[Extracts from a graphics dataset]
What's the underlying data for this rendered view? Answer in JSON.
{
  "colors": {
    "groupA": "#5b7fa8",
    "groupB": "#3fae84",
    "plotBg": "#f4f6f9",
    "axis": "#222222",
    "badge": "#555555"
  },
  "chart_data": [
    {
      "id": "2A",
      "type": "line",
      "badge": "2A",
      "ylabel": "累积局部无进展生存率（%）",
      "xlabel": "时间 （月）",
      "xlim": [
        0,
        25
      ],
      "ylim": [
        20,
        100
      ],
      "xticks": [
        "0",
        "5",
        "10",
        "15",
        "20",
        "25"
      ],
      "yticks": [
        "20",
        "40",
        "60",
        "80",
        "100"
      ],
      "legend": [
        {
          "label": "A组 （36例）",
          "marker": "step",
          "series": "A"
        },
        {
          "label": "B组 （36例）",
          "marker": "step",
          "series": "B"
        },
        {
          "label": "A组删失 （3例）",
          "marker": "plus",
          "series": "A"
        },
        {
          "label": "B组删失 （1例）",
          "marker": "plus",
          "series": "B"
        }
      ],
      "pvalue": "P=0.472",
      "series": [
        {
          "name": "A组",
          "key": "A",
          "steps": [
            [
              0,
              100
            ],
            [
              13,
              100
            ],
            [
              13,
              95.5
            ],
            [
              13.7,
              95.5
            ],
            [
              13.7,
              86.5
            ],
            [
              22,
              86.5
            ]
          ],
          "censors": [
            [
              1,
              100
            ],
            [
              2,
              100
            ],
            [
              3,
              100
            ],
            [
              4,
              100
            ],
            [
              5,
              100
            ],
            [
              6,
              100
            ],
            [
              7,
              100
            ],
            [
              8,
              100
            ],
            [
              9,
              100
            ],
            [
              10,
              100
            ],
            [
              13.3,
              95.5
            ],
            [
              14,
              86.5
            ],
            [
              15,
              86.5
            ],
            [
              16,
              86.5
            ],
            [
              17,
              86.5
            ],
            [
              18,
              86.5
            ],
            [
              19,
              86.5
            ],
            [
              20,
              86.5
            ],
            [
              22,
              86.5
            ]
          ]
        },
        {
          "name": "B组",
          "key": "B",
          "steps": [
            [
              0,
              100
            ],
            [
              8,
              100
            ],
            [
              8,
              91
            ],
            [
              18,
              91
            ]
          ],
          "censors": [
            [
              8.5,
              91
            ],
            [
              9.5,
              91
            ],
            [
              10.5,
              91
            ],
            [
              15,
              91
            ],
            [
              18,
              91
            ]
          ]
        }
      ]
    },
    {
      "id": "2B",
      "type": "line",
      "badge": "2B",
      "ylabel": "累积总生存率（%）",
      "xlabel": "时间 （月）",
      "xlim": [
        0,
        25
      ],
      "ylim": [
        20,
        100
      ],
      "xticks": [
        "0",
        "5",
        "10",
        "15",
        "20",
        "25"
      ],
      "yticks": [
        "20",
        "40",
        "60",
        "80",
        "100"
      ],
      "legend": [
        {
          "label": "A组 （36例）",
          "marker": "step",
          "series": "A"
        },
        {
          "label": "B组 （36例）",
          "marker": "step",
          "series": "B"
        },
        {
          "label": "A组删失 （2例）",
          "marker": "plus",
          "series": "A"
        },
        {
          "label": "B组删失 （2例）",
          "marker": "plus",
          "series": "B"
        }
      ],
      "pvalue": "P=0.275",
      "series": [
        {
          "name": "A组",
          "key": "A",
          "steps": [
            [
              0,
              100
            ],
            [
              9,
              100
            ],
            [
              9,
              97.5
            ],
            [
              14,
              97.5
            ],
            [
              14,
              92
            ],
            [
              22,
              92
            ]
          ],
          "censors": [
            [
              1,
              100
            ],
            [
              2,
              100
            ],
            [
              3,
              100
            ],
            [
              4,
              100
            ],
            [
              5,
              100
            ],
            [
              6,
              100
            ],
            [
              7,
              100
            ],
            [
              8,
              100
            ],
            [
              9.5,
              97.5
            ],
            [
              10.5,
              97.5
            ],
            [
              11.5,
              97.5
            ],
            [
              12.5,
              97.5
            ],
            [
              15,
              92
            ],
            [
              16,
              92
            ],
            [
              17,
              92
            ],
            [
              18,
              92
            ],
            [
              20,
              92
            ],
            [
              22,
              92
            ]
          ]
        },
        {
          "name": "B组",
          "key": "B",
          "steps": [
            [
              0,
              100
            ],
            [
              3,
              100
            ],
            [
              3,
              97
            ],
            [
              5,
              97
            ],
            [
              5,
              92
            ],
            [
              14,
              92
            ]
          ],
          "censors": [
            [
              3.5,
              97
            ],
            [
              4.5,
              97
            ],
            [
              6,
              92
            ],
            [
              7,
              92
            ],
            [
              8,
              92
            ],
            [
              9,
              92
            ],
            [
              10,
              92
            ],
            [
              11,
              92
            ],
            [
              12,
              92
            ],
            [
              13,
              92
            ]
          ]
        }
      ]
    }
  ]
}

■ Written instruction
Return the material in full, exactly as shown.

■ Result for this task
What's the underlying data for this rendered view? Answer in JSON.
{
  "colors": {
    "groupA": "#5b7fa8",
    "groupB": "#3fae84",
    "plotBg": "#f4f6f9",
    "axis": "#222222",
    "badge": "#555555"
  },
  "chart_data": [
    {
      "id": "2A",
      "type": "line",
      "badge": "2A",
      "ylabel": "累积局部无进展生存率（%）",
      "xlabel": "时间 （月）",
      "xlim": [
        0,
        25
      ],
      "ylim": [
        20,
        100
      ],
      "xticks": [
        "0",
        "5",
        "10",
        "15",
        "20",
        "25"
      ],
      "yticks": [
        "20",
        "40",
        "60",
        "80",
        "100"
      ],
      "legend": [
        {
          "label": "A组 （36例）",
          "marker": "step",
          "series": "A"
        },
        {
          "label": "B组 （36例）",
          "marker": "step",
          "series": "B"
        },
        {
          "label": "A组删失 （3例）",
          "marker": "plus",
          "series": "A"
        },
        {
          "label": "B组删失 （1例）",
          "marker": "plus",
          "series": "B"
        }
      ],
      "pvalue": "P=0.472",
      "series": [
        {
          "name": "A组",
          "key": "A",
          "steps": [
            [
              0,
              100
            ],
            [
              13,
              100
            ],
            [
              13,
              95.5
            ],
            [
              13.7,
              95.5
            ],
            [
              13.7,
              86.5
            ],
            [
              22,
              86.5
            ]
          ],
          "censors": [
            [
              1,
              100
            ],
            [
              2,
              100
            ],
            [
              3,
              100
            ],
            [
              4,
              100
            ],
            [
              5,
              100
            ],
            [
              6,
              100
            ],
            [
              7,
              100
            ],
            [
              8,
              100
            ],
            [
              9,
              100
            ],
            [
              10,
              100
            ],
            [
              13.3,
              95.5
            ],
            [
              14,
              86.5
            ],
            [
              15,
              86.5
            ],
            [
              16,
              86.5
            ],
            [
              17,
              86.5
            ],
            [
              18,
              86.5
            ],
            [
              19,
              86.5
            ],
            [
              20,
              86.5
            ],
            [
              22,
              86.5
            ]
          ]
        },
        {
          "name": "B组",
          "key": "B",
          "steps": [
            [
              0,
              100
            ],
            [
              8,
              100
            ],
            [
              8,
              91
            ],
            [
              18,
              91
            ]
          ],
          "censors": [
            [
              8.5,
              91
            ],
            [
              9.5,
              91
            ],
            [
              10.5,
              91
            ],
            [
              15,
              91
            ],
            [
              18,
              91
            ]
          ]
        }
      ]
    },
    {
      "id": "2B",
      "type": "line",
      "badge": "2B",
      "ylabel": "累积总生存率（%）",
      "xlabel": "时间 （月）",
      "xlim": [
        0,
        25
      ],
      "ylim": [
        20,
        100
      ],
      "xticks": [
        "0",
        "5",
        "10",
        "15",
        "20",
        "25"
      ],
      "yticks": [
        "20",
        "40",
        "60",
        "80",
        "100"
      ],
      "legend": [
        {
          "label": "A组 （36例）",
          "marker": "step",
          "series": "A"
        },
        {
          "label": "B组 （36例）",
          "marker": "step",
          "series": "B"
        },
        {
          "label": "A组删失 （2例）",
          "marker": "plus",
          "series": "A"
        },
        {
          "label": "B组删失 （2例）",
          "marker": "plus",
          "series": "B"
        }
      ],
      "pvalue": "P=0.275",
      "series": [
        {
          "name": "A组",
          "key": "A",
          "steps": [
            [
              0,
              100
            ],
            [
              9,
              100
            ],
            [
              9,
              97.5
            ],
            [
              14,
              97.5
            ],
            [
              14,
              92
            ],
            [
              22,
              92
            ]
          ],
          "censors": [
            [
              1,
              100
            ],
            [
              2,
              100
            ],
            [
              3,
              100
            ],
            [
              4,
              100
            ],
            [
              5,
              100
            ],
            [
              6,
              100
            ],
            [
              7,
              100
            ],
            [
              8,
              100
            ],
            [
              9.5,
              97.5
            ],
            [
              10.5,
              97.5
            ],
            [
              11.5,
              97.5
            ],
            [
              12.5,
              97.5
            ],
            [
              15,
              92
            ],
            [
              16,
              92
            ],
            [
              17,
              92
            ],
            [
              18,
              92
            ],
            [
              20,
              92
            ],
            [
              22,
              92
            ]
          ]
        },
        {
          "name": "B组",
          "key": "B",
          "steps": [
            [
              0,
              100
            ],
            [
              3,
              100
            ],
            [
              3,
              97
            ],
            [
              5,
              97
            ],
            [
              5,
              92
            ],
            [
              14,
              92
            ]
          ],
          "censors": [
            [
              3.5,
              97
            ],
            [
              4.5,
              97
            ],
            [
              6,
              92
            ],
            [
              7,
              92
            ],
            [
              8,
              92
            ],
            [
              9,
              92
            ],
            [
              10,
              92
            ],
            [
              11,
              92
            ],
            [
              12,
              92
            ],
            [
              13,
              92
            ]
          ]
        }
      ]
    }
  ]
}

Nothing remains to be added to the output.